**Description of the task**
Reproduce the data in its entirety, exactly as supplied.

**Records**

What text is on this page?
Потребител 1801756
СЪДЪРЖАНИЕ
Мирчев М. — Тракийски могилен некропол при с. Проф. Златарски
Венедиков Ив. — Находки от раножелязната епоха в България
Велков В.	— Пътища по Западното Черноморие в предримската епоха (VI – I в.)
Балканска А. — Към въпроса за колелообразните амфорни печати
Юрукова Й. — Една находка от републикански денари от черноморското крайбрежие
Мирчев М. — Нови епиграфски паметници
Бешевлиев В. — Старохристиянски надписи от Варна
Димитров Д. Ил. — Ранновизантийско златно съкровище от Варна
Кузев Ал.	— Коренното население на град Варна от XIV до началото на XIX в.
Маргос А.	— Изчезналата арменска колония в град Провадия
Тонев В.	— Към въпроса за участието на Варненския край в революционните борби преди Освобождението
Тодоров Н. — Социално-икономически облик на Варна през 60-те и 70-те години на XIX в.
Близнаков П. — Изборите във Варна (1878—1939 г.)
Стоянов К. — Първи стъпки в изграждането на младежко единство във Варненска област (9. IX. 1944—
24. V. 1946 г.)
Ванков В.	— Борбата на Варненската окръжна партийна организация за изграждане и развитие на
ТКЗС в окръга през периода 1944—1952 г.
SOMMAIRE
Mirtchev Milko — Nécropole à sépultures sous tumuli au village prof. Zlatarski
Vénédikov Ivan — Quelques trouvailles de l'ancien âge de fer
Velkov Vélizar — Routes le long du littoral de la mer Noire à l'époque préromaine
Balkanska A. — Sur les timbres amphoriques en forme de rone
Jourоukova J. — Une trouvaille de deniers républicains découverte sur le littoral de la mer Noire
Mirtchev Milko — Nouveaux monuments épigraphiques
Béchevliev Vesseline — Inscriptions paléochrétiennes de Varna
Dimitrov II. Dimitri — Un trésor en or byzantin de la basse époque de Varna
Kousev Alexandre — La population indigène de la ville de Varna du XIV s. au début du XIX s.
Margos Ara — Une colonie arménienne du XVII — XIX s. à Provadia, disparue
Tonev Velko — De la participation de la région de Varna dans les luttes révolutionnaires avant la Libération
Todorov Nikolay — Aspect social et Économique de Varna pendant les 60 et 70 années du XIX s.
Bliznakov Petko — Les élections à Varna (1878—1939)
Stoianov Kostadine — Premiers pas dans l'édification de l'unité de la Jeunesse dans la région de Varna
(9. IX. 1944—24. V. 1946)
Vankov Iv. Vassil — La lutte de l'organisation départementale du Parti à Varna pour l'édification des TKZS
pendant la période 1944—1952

**Task output**
What text is on this page?
Потребител 1801756
СЪДЪРЖАНИЕ
Мирчев М. — Тракийски могилен некропол при с. Проф. Златарски
Венедиков Ив. — Находки от раножелязната епоха в България
Велков В.	— Пътища по Западното Черноморие в предримската епоха (VI – I в.)
Балканска А. — Към въпроса за колелообразните амфорни печати
Юрукова Й. — Една находка от републикански денари от черноморското крайбрежие
Мирчев М. — Нови епиграфски паметници
Бешевлиев В. — Старохристиянски надписи от Варна
Димитров Д. Ил. — Ранновизантийско златно съкровище от Варна
Кузев Ал.	— Коренното население на град Варна от XIV до началото на XIX в.
Маргос А.	— Изчезналата арменска колония в град Провадия
Тонев В.	— Към въпроса за участието на Варненския край в революционните борби преди Освобождението
Тодоров Н. — Социално-икономически облик на Варна през 60-те и 70-те години на XIX в.
Близнаков П. — Изборите във Варна (1878—1939 г.)
Стоянов К. — Първи стъпки в изграждането на младежко единство във Варненска област (9. IX. 1944—
24. V. 1946 г.)
Ванков В.	— Борбата на Варненската окръжна партийна организация за изграждане и развитие на
ТКЗС в окръга през периода 1944—1952 г.
SOMMAIRE
Mirtchev Milko — Nécropole à sépultures sous tumuli au village prof. Zlatarski
Vénédikov Ivan — Quelques trouvailles de l'ancien âge de fer
Velkov Vélizar — Routes le long du littoral de la mer Noire à l'époque préromaine
Balkanska A. — Sur les timbres amphoriques en forme de rone
Jourоukova J. — Une trouvaille de deniers républicains découverte sur le littoral de la mer Noire
Mirtchev Milko — Nouveaux monuments épigraphiques
Béchevliev Vesseline — Inscriptions paléochrétiennes de Varna
Dimitrov II. Dimitri — Un trésor en or byzantin de la basse époque de Varna
Kousev Alexandre — La population indigène de la ville de Varna du XIV s. au début du XIX s.
Margos Ara — Une colonie arménienne du XVII — XIX s. à Provadia, disparue
Tonev Velko — De la participation de la région de Varna dans les luttes révolutionnaires avant la Libération
Todorov Nikolay — Aspect social et Économique de Varna pendant les 60 et 70 années du XIX s.
Bliznakov Petko — Les élections à Varna (1878—1939)
Stoianov Kostadine — Premiers pas dans l'édification de l'unité de la Jeunesse dans la région de Varna
(9. IX. 1944—24. V. 1946)
Vankov Iv. Vassil — La lutte de l'organisation départementale du Parti à Varna pour l'édification des TKZS
pendant la période 1944—1952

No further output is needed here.